### Input for this task
------------
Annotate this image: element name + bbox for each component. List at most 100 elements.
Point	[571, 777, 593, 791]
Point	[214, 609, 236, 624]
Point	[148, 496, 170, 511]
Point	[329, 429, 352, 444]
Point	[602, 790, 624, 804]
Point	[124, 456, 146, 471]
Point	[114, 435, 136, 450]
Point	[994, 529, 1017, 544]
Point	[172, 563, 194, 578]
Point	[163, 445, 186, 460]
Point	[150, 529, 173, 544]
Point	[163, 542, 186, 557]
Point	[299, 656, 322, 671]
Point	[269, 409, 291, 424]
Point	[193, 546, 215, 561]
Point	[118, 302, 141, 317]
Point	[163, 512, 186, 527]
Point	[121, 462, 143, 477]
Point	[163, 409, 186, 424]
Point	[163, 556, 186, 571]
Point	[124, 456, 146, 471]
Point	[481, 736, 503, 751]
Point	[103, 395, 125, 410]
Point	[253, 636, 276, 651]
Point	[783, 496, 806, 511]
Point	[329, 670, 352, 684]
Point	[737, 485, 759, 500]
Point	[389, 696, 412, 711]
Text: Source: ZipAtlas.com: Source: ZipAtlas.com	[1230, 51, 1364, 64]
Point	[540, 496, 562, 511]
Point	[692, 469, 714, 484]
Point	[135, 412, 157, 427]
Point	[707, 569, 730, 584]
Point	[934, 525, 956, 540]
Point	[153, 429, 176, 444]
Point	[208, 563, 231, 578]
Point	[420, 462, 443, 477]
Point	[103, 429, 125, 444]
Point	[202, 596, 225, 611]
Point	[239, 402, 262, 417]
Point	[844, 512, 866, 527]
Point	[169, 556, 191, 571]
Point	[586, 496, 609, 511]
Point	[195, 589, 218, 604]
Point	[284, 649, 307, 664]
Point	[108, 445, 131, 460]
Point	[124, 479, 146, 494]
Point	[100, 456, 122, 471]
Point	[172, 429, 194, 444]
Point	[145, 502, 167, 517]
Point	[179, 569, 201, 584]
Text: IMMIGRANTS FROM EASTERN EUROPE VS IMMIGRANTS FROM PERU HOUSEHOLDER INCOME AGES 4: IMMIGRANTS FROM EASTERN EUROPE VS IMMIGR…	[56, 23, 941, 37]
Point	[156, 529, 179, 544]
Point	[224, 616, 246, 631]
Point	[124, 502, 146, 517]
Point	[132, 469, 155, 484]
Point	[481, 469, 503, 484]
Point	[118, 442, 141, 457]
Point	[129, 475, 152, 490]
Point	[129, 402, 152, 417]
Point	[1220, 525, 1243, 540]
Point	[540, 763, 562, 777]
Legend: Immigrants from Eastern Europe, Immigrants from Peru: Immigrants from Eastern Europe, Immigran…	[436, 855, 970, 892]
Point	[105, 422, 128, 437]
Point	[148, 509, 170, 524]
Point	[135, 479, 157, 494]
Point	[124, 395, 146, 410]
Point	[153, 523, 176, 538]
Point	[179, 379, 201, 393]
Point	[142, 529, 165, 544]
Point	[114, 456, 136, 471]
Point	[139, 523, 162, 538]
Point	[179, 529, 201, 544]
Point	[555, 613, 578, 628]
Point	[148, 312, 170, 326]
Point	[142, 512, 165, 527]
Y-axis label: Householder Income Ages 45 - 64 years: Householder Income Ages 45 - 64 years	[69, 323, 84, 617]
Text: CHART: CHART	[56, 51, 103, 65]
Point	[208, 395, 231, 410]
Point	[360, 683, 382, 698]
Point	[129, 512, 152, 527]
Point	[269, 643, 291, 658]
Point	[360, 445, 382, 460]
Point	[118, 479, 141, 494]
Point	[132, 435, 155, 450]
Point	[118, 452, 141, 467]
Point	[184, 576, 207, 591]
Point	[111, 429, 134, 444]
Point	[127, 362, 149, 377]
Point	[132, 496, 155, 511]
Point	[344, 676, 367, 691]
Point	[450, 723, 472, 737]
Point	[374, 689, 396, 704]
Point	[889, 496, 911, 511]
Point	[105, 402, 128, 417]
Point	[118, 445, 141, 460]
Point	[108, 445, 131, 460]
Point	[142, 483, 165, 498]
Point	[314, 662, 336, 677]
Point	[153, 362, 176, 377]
------------
### What is asked
Reproduce word for word the stretch of rows from the first row through the line containing "636, 276, 651]", including both ends.

### Response to this exercise
Annotate this image: element name + bbox for each component. List at most 100 elements.
Point	[571, 777, 593, 791]
Point	[214, 609, 236, 624]
Point	[148, 496, 170, 511]
Point	[329, 429, 352, 444]
Point	[602, 790, 624, 804]
Point	[124, 456, 146, 471]
Point	[114, 435, 136, 450]
Point	[994, 529, 1017, 544]
Point	[172, 563, 194, 578]
Point	[163, 445, 186, 460]
Point	[150, 529, 173, 544]
Point	[163, 542, 186, 557]
Point	[299, 656, 322, 671]
Point	[269, 409, 291, 424]
Point	[193, 546, 215, 561]
Point	[118, 302, 141, 317]
Point	[163, 512, 186, 527]
Point	[121, 462, 143, 477]
Point	[163, 409, 186, 424]
Point	[163, 556, 186, 571]
Point	[124, 456, 146, 471]
Point	[481, 736, 503, 751]
Point	[103, 395, 125, 410]
Point	[253, 636, 276, 651]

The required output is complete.